Source data

+ + + + + + +

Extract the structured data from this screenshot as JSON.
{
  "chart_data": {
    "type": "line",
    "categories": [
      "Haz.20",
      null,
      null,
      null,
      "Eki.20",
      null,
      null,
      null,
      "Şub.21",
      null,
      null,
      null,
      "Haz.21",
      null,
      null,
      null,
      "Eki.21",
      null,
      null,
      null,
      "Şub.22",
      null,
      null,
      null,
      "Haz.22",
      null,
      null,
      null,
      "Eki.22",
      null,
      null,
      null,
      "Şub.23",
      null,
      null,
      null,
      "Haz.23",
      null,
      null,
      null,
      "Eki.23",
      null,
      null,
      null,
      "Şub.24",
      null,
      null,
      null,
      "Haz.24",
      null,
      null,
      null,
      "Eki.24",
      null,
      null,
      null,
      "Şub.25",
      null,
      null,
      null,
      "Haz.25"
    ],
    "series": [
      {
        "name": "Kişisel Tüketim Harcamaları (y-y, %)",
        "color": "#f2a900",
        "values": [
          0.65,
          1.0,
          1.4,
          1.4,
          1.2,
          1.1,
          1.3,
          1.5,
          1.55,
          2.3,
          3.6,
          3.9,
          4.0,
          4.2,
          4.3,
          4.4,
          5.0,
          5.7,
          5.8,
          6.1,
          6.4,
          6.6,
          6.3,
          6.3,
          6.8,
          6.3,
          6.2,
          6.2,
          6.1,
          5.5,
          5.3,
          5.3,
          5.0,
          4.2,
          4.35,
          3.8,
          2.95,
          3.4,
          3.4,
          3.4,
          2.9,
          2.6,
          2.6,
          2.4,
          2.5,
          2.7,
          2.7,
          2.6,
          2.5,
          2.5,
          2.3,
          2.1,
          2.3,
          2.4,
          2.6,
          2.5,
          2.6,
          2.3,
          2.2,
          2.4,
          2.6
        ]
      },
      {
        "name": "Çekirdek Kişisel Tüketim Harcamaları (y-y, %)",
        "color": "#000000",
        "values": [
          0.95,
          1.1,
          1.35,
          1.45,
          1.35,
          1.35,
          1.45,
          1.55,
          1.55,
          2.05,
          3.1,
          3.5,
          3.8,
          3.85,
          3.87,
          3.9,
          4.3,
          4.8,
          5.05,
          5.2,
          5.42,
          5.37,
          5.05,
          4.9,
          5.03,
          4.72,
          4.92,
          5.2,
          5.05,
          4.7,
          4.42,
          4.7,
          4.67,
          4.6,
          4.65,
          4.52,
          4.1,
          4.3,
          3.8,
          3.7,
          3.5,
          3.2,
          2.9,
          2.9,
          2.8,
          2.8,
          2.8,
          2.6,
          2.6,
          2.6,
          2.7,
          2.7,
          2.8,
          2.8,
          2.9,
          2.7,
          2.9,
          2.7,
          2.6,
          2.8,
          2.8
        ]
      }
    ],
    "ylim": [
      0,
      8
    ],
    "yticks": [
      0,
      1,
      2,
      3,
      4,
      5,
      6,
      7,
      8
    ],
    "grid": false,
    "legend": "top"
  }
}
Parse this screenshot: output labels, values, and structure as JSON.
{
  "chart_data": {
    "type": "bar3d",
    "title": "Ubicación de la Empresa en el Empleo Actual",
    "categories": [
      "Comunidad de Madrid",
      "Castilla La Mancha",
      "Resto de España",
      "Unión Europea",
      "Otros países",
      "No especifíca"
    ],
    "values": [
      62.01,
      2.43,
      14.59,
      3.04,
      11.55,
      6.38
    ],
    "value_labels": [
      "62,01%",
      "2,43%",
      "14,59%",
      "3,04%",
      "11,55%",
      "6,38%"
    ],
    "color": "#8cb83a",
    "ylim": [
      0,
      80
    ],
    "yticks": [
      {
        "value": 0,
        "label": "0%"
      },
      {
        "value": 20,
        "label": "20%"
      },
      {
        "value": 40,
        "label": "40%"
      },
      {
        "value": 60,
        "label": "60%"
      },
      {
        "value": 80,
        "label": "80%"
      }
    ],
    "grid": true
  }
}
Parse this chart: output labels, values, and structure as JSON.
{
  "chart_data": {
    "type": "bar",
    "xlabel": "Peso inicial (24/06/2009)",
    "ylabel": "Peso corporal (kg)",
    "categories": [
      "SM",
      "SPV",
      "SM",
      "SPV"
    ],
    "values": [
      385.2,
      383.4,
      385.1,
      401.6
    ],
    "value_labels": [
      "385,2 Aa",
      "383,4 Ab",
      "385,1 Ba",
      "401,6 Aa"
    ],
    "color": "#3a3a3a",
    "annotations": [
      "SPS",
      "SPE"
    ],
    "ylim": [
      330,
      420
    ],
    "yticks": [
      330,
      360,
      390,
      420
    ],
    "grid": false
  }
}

+ + + + + + +

■ **PROBLEM STATEMENT**
Each line above is to be repeated exactly.

■ **OUTPUT OF THE EXERCISE**
Extract the structured data from this screenshot as JSON.
{
  "chart_data": {
    "type": "line",
    "categories": [
      "Haz.20",
      null,
      null,
      null,
      "Eki.20",
      null,
      null,
      null,
      "Şub.21",
      null,
      null,
      null,
      "Haz.21",
      null,
      null,
      null,
      "Eki.21",
      null,
      null,
      null,
      "Şub.22",
      null,
      null,
      null,
      "Haz.22",
      null,
      null,
      null,
      "Eki.22",
      null,
      null,
      null,
      "Şub.23",
      null,
      null,
      null,
      "Haz.23",
      null,
      null,
      null,
      "Eki.23",
      null,
      null,
      null,
      "Şub.24",
      null,
      null,
      null,
      "Haz.24",
      null,
      null,
      null,
      "Eki.24",
      null,
      null,
      null,
      "Şub.25",
      null,
      null,
      null,
      "Haz.25"
    ],
    "series": [
      {
        "name": "Kişisel Tüketim Harcamaları (y-y, %)",
        "color": "#f2a900",
        "values": [
          0.65,
          1.0,
          1.4,
          1.4,
          1.2,
          1.1,
          1.3,
          1.5,
          1.55,
          2.3,
          3.6,
          3.9,
          4.0,
          4.2,
          4.3,
          4.4,
          5.0,
          5.7,
          5.8,
          6.1,
          6.4,
          6.6,
          6.3,
          6.3,
          6.8,
          6.3,
          6.2,
          6.2,
          6.1,
          5.5,
          5.3,
          5.3,
          5.0,
          4.2,
          4.35,
          3.8,
          2.95,
          3.4,
          3.4,
          3.4,
          2.9,
          2.6,
          2.6,
          2.4,
          2.5,
          2.7,
          2.7,
          2.6,
          2.5,
          2.5,
          2.3,
          2.1,
          2.3,
          2.4,
          2.6,
          2.5,
          2.6,
          2.3,
          2.2,
          2.4,
          2.6
        ]
      },
      {
        "name": "Çekirdek Kişisel Tüketim Harcamaları (y-y, %)",
        "color": "#000000",
        "values": [
          0.95,
          1.1,
          1.35,
          1.45,
          1.35,
          1.35,
          1.45,
          1.55,
          1.55,
          2.05,
          3.1,
          3.5,
          3.8,
          3.85,
          3.87,
          3.9,
          4.3,
          4.8,
          5.05,
          5.2,
          5.42,
          5.37,
          5.05,
          4.9,
          5.03,
          4.72,
          4.92,
          5.2,
          5.05,
          4.7,
          4.42,
          4.7,
          4.67,
          4.6,
          4.65,
          4.52,
          4.1,
          4.3,
          3.8,
          3.7,
          3.5,
          3.2,
          2.9,
          2.9,
          2.8,
          2.8,
          2.8,
          2.6,
          2.6,
          2.6,
          2.7,
          2.7,
          2.8,
          2.8,
          2.9,
          2.7,
          2.9,
          2.7,
          2.6,
          2.8,
          2.8
        ]
      }
    ],
    "ylim": [
      0,
      8
    ],
    "yticks": [
      0,
      1,
      2,
      3,
      4,
      5,
      6,
      7,
      8
    ],
    "grid": false,
    "legend": "top"
  }
}
Parse this screenshot: output labels, values, and structure as JSON.
{
  "chart_data": {
    "type": "bar3d",
    "title": "Ubicación de la Empresa en el Empleo Actual",
    "categories": [
      "Comunidad de Madrid",
      "Castilla La Mancha",
      "Resto de España",
      "Unión Europea",
      "Otros países",
      "No especifíca"
    ],
    "values": [
      62.01,
      2.43,
      14.59,
      3.04,
      11.55,
      6.38
    ],
    "value_labels": [
      "62,01%",
      "2,43%",
      "14,59%",
      "3,04%",
      "11,55%",
      "6,38%"
    ],
    "color": "#8cb83a",
    "ylim": [
      0,
      80
    ],
    "yticks": [
      {
        "value": 0,
        "label": "0%"
      },
      {
        "value": 20,
        "label": "20%"
      },
      {
        "value": 40,
        "label": "40%"
      },
      {
        "value": 60,
        "label": "60%"
      },
      {
        "value": 80,
        "label": "80%"
      }
    ],
    "grid": true
  }
}
Parse this chart: output labels, values, and structure as JSON.
{
  "chart_data": {
    "type": "bar",
    "xlabel": "Peso inicial (24/06/2009)",
    "ylabel": "Peso corporal (kg)",
    "categories": [
      "SM",
      "SPV",
      "SM",
      "SPV"
    ],
    "values": [
      385.2,
      383.4,
      385.1,
      401.6
    ],
    "value_labels": [
      "385,2 Aa",
      "383,4 Ab",
      "385,1 Ba",
      "401,6 Aa"
    ],
    "color": "#3a3a3a",
    "annotations": [
      "SPS",
      "SPE"
    ],
    "ylim": [
      330,
      420
    ],
    "yticks": [
      330,
      360,
      390,
      420
    ],
    "grid": false
  }
}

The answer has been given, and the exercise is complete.